ЗАДАНИЯ:
a: Выведите из текста о Йорпе и Холидее фрагмент от слов «Неразлучные спутники в» до слов «меня не занимает.» включительно.
b: Согласуются ли с текстом о Йорпе и Холидее следующие утверждения: (i) Йорп и Холидей — непримиримые противники в своих принципах; (ii) Уайт утверждает, что действия Клентона не противоречат закону; (iii) прокурор обвиняет Холидея в том, что тот стрелял в людей, которых даже не знает? Для каждого ответьте «да» или «нет» и приведите решающие слова текста точной цитатой.

ТЕКСТ:
-.-.-
Вообще при постановке тех или иных нравственных проблем романист категоричен в своих отрицаниях настолько, насколько расплывчат в своей позитивной программе. Его неопределенность нашла отражение в тезисе о буржуазном законе, занимающем центральное место в развитии истории.
Неразлучные спутники в жизни, Йорп и Холидей в то же время непримиримые противники в своих принципах. И если взгляды шерифа можно привести к смыслу древней максимы «закон есть закон», то для доктора лицемерный и порочный буржуазный закон ничего не значит. Еще в начале книги Холидей мимоходом заявляет, что между действиями бандитов и действиями власти не существует особой разницы.
«— Я не утверждаю, что уж так ужасно действовать в манере Клентона. В сущности, я никогда не мог понять, что хуже — отнять у индейцев всю землю, как сделали мы, или присвоить себе кусочек земли, как делает сейчас Клентон.
— Разница, — резко возразил Уайт, — в том обстоятельстве, что действия Клентона противоречат закону.
— Но закон не был особенно справедлив к нашим краснокожим братьям, не правда ли?
— Возможно. Но в данный момент это меня не занимает.
— Очень удобно… И сегодня закон позволяет вам сочетать зарплату шерифа с доходами, которые вы извлекаете из «Ориентальского бара».
— Когда изменят закон, изменюсь и я.
— Да, я знаю, Уайт. Но я не нуждаюсь в том, чтобы какой-то пузатый и глупый политик указывал мне, что хорошо и что плохо».
Доктор проявляет подобное презрение к официальным нормам и во время процесса, спровоцированного бандой Клентона. Когда прокурор обвиняет его, что он стрелял в людей, которых даже не знает, единственно из-за солидарности с Йорпом, герой отвечает:
«— Ради бога, не прикидывайтесь таким потрясенным. Между шестьдесят первым и шестьдесят пятым[165]
многие люди перебили других людей, которых совсем не знали. И никого в то время это особенно не волновало.— Тогда была война.
— Мне никогда не удавалось уловить разницы.
— Неужели у вас нет никаких моральных принципов, доктор Холидей?
— Никаких, которые были бы присущи вам, господин прокурор».
-.-.-
ИСХОДНЫЕ ДАННЫЕ:
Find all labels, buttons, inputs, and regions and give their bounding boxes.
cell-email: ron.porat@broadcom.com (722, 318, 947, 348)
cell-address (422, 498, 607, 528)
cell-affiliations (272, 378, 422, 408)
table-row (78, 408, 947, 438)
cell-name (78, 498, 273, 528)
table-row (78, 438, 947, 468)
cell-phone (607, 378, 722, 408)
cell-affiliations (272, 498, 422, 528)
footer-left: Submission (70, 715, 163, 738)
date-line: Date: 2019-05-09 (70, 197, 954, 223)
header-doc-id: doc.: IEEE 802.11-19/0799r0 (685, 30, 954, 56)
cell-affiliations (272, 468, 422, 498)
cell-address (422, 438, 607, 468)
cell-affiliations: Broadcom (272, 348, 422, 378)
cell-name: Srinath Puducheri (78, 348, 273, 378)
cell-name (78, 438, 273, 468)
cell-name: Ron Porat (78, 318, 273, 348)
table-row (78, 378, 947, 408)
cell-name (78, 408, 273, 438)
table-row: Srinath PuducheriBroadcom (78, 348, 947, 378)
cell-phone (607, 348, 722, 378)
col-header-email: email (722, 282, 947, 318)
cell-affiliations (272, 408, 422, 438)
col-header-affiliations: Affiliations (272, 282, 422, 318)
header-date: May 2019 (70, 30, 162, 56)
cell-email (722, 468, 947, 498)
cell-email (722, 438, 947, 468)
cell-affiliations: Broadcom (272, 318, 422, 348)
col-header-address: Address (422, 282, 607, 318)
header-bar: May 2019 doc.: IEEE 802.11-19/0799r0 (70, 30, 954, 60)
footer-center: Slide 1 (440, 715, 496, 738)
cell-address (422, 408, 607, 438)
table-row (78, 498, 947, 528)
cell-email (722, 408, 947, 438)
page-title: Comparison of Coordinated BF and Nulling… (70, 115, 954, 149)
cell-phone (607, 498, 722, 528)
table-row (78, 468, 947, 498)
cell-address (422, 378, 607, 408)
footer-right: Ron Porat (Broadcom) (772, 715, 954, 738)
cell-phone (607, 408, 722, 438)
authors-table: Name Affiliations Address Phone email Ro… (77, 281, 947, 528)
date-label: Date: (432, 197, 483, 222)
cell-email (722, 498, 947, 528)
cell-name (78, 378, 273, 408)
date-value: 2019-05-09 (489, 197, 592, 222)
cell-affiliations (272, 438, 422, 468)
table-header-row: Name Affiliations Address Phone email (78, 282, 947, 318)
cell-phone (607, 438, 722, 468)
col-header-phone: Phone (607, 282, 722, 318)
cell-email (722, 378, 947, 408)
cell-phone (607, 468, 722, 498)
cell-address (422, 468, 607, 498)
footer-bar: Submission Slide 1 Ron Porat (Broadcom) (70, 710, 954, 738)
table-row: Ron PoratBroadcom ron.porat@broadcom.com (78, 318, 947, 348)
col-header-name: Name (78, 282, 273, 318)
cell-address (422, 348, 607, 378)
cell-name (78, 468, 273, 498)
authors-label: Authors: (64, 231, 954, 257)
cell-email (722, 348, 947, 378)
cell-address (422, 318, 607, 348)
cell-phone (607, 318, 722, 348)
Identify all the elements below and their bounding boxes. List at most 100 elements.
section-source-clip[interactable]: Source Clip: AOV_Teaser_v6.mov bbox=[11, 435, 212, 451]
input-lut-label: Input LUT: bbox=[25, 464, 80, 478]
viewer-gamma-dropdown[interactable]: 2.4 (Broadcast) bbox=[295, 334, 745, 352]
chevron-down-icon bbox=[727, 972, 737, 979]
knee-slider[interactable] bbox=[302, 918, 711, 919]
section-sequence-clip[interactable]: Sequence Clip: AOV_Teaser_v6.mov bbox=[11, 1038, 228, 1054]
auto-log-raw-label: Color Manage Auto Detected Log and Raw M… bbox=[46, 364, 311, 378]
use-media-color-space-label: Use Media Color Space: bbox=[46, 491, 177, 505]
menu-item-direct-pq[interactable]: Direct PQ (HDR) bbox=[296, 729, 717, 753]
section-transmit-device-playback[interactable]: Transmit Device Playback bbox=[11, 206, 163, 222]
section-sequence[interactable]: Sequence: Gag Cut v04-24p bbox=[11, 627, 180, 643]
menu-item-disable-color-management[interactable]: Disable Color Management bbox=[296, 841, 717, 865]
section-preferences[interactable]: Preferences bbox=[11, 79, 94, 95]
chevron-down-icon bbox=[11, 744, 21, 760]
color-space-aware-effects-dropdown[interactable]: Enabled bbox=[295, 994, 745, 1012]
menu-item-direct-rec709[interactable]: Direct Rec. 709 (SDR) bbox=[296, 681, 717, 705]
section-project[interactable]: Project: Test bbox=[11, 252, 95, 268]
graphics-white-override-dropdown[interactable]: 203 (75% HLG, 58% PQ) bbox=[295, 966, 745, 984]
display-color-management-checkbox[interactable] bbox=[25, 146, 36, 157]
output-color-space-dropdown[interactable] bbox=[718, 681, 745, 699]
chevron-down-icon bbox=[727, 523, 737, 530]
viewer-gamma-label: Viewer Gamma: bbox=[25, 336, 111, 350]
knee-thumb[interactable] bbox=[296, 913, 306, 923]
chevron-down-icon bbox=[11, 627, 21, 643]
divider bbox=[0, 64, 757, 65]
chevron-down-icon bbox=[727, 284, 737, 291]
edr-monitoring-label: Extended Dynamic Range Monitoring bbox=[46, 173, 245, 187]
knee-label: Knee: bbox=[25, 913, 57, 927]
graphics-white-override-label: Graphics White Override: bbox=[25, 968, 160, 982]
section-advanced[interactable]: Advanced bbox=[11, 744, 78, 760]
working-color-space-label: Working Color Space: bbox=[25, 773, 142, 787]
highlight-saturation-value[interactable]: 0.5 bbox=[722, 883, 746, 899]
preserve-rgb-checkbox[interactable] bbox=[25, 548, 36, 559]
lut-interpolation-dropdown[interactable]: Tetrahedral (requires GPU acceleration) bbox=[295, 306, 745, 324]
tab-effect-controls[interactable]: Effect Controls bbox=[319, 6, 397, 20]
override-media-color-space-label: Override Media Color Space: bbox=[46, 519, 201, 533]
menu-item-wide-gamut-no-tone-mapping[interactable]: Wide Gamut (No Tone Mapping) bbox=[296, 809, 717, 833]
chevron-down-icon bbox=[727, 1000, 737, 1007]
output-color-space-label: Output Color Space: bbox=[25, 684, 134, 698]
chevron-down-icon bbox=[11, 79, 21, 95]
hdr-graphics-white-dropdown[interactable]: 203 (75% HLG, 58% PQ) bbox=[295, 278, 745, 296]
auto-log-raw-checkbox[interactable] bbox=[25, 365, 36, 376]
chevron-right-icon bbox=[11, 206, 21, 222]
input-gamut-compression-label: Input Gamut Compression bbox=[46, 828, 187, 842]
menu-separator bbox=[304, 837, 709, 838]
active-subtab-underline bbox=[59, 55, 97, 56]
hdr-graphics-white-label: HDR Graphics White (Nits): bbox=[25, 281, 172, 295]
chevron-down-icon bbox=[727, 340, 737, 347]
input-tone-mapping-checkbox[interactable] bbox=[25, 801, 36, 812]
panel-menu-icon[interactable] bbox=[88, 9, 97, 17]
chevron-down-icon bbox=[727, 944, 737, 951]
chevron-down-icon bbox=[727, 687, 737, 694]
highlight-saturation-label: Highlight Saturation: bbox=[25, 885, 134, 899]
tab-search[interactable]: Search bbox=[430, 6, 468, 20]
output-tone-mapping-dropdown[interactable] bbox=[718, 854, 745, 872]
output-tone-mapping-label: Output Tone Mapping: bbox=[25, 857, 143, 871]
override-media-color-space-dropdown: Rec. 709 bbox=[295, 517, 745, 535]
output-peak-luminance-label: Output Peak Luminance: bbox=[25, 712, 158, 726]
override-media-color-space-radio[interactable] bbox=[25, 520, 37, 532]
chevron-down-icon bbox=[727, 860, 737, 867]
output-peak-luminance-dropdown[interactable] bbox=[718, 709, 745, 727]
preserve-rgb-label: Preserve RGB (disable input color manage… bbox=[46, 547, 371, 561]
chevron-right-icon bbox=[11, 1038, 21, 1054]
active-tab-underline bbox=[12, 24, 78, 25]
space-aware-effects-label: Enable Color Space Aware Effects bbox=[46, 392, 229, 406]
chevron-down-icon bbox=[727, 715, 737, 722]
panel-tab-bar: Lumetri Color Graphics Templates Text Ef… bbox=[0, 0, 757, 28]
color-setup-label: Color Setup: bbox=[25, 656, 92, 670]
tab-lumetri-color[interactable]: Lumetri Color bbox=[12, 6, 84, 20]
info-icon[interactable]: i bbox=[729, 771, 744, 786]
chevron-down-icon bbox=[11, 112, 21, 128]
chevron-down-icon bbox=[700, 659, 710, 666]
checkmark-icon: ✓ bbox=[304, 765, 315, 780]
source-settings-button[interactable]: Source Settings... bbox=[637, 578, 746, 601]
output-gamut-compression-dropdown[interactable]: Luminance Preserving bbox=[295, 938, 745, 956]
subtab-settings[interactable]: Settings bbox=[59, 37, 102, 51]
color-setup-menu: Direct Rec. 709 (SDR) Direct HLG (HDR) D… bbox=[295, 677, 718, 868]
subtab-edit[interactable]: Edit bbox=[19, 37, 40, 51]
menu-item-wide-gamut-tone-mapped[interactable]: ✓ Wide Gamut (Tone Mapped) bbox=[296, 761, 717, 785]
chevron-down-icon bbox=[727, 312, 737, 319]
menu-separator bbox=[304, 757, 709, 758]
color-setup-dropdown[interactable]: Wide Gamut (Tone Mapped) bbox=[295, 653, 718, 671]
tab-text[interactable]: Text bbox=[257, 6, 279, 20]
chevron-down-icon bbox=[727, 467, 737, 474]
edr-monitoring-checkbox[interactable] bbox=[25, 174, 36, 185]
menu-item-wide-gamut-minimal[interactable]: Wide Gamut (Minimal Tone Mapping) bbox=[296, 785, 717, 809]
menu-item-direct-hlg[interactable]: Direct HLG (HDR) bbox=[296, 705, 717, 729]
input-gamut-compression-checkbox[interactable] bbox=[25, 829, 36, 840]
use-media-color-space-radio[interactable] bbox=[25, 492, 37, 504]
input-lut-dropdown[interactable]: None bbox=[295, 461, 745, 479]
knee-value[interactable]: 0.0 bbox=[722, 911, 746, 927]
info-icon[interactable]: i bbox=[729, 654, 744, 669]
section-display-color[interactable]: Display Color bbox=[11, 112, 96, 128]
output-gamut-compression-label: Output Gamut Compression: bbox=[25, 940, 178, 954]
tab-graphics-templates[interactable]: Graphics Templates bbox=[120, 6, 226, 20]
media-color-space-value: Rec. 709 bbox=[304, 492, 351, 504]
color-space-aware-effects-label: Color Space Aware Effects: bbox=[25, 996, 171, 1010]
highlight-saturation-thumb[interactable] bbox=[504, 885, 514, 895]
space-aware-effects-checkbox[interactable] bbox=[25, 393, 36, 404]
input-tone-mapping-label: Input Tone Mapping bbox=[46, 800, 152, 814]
-.-.-
ОЖИДАЕМЫЕ ОТВЕТЫ:
a:
Неразлучные спутники в жизни, Йорп и Холидей в то же время непримиримые противники в своих принципах. И если взгляды шерифа можно привести к смыслу древней максимы «закон есть закон», то для доктора лицемерный и порочный буржуазный закон ничего не значит. Еще в начале книги Холидей мимоходом заявляет, что между действиями бандитов и действиями власти не существует особой разницы.
«— Я не утверждаю, что уж так ужасно действовать в манере Клентона. В сущности, я никогда не мог понять, что хуже — отнять у индейцев всю землю, как сделали мы, или присвоить себе кусочек земли, как делает сейчас Клентон.
— Разница, — резко возразил Уайт, — в том обстоятельстве, что действия Клентона противоречат закону.
— Но закон не был особенно справедлив к нашим краснокожим братьям, не правда ли?
— Возможно. Но в данный момент это меня не занимает.

b:
(i) Да: «Неразлучные спутники в жизни, Йорп и Холидей в то же время непримиримые противники в своих принципах».
(ii) Нет: «Разница, — резко возразил Уайт, — в том обстоятельстве, что действия Клентона противоречат закону».
(iii) Да: «Когда прокурор обвиняет его, что он стрелял в людей, которых даже не знает, единственно из-за солидарности с Йорпом».